-- Begin Data in this exercise --

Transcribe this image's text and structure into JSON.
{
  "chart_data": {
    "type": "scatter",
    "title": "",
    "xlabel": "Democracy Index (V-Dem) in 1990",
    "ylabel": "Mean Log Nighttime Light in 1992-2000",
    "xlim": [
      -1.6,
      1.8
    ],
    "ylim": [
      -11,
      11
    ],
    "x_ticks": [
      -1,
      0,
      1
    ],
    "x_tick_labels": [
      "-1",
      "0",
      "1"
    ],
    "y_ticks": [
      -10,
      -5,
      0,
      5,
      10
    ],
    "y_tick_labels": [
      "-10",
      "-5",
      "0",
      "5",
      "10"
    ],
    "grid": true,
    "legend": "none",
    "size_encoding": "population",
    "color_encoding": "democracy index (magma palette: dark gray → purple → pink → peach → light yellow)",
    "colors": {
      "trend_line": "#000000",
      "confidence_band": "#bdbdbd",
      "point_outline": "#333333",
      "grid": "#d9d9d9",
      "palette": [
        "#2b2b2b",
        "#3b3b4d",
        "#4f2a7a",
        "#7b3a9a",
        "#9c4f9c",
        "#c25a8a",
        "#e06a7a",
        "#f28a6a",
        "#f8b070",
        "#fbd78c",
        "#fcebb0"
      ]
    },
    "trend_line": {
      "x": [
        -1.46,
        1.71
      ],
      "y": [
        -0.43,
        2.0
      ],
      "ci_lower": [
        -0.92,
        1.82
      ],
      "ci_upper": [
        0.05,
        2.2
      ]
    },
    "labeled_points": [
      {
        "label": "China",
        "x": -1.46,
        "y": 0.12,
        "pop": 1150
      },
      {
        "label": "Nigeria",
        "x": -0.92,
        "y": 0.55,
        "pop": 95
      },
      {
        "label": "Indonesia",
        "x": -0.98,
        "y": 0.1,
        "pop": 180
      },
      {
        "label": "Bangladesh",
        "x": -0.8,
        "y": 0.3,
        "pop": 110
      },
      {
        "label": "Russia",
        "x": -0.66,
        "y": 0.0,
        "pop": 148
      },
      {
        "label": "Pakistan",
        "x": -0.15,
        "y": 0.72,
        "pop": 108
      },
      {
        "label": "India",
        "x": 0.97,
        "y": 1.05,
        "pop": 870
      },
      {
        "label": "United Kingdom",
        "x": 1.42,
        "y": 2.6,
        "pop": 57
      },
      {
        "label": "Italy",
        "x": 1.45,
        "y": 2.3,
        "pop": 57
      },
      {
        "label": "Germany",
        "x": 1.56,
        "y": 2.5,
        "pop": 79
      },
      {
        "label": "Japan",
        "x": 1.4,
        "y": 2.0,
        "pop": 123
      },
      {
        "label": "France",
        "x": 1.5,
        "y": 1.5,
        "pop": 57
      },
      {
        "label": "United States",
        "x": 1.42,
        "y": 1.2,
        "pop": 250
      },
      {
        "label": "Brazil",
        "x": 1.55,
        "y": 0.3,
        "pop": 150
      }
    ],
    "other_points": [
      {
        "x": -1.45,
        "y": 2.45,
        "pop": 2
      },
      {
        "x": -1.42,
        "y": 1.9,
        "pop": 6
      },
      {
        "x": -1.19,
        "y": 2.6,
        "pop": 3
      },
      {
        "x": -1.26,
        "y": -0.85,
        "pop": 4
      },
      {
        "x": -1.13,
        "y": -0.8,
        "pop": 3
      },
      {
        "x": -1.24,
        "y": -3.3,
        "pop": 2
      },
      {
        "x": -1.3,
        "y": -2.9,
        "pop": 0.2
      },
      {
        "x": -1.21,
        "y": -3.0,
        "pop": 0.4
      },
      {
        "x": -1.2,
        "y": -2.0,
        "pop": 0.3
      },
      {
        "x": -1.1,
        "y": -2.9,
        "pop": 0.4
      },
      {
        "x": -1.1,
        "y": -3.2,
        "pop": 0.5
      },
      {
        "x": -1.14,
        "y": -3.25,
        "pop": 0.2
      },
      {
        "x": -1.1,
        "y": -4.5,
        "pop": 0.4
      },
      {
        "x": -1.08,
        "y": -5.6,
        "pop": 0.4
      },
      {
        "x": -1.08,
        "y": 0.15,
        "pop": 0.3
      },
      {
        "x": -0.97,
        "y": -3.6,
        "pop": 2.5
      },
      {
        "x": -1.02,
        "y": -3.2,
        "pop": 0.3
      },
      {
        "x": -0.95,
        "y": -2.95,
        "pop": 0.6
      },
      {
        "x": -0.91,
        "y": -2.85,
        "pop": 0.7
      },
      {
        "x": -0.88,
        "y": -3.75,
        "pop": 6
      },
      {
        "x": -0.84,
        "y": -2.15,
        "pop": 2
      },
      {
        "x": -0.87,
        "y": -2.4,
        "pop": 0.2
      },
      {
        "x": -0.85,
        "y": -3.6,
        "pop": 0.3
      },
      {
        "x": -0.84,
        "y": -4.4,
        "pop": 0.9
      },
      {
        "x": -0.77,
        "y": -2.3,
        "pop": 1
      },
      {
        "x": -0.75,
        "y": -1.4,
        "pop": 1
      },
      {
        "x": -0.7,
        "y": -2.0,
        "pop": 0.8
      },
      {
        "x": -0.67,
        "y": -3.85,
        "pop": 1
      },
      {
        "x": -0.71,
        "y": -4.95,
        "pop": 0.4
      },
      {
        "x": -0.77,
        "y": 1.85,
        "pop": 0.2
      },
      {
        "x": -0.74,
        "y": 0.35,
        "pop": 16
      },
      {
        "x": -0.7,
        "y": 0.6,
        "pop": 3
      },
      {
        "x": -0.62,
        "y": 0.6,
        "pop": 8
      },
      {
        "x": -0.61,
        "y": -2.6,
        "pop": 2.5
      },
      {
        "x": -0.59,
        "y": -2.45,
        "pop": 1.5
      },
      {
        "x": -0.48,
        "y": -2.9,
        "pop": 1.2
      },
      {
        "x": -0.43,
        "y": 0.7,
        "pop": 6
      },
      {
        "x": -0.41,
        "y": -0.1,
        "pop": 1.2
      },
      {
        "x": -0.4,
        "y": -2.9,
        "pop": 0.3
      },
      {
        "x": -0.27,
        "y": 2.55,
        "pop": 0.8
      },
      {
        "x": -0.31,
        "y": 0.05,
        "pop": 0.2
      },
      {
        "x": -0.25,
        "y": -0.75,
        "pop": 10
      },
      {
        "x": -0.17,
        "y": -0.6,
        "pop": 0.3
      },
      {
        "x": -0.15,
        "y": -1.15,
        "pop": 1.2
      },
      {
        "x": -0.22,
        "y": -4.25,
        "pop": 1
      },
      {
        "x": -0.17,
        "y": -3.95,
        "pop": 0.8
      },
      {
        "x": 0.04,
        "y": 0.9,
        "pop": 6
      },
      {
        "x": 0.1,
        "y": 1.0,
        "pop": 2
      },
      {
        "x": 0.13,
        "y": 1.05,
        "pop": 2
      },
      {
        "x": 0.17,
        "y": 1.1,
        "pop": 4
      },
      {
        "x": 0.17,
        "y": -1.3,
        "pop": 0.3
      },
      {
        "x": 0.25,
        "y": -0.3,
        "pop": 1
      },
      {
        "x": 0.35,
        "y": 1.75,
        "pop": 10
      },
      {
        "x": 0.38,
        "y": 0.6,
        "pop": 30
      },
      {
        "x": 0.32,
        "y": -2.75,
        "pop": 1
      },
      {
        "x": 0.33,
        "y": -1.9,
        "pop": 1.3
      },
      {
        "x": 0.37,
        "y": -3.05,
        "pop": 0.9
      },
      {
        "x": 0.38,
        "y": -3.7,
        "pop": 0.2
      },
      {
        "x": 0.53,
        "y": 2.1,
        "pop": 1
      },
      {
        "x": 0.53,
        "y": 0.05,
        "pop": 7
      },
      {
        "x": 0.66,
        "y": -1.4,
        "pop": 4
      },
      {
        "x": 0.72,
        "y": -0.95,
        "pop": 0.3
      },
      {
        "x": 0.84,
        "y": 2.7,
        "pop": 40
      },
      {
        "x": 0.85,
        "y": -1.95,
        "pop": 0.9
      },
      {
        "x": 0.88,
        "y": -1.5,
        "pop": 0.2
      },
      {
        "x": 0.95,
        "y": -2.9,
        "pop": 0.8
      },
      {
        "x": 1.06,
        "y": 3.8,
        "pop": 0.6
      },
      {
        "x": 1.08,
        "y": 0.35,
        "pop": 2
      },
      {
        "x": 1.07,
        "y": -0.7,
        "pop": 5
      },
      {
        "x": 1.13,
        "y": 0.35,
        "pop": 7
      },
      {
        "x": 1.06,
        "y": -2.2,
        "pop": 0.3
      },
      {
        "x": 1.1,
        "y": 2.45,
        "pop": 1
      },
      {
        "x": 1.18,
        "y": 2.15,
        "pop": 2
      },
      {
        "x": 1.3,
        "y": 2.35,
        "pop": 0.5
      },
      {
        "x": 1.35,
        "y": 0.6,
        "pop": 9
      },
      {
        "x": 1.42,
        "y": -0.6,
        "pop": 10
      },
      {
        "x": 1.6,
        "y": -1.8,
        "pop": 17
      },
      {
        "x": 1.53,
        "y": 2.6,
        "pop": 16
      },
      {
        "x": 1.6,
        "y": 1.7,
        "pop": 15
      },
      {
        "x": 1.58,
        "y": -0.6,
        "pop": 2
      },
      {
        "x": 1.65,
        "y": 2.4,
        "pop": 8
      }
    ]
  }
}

-- End Data in this exercise --

■ **Exercise description**: Copy every line of the listing where the word "United" appears.

■ **Answer for this exercise**:
        "label": "United Kingdom",
        "label": "United States",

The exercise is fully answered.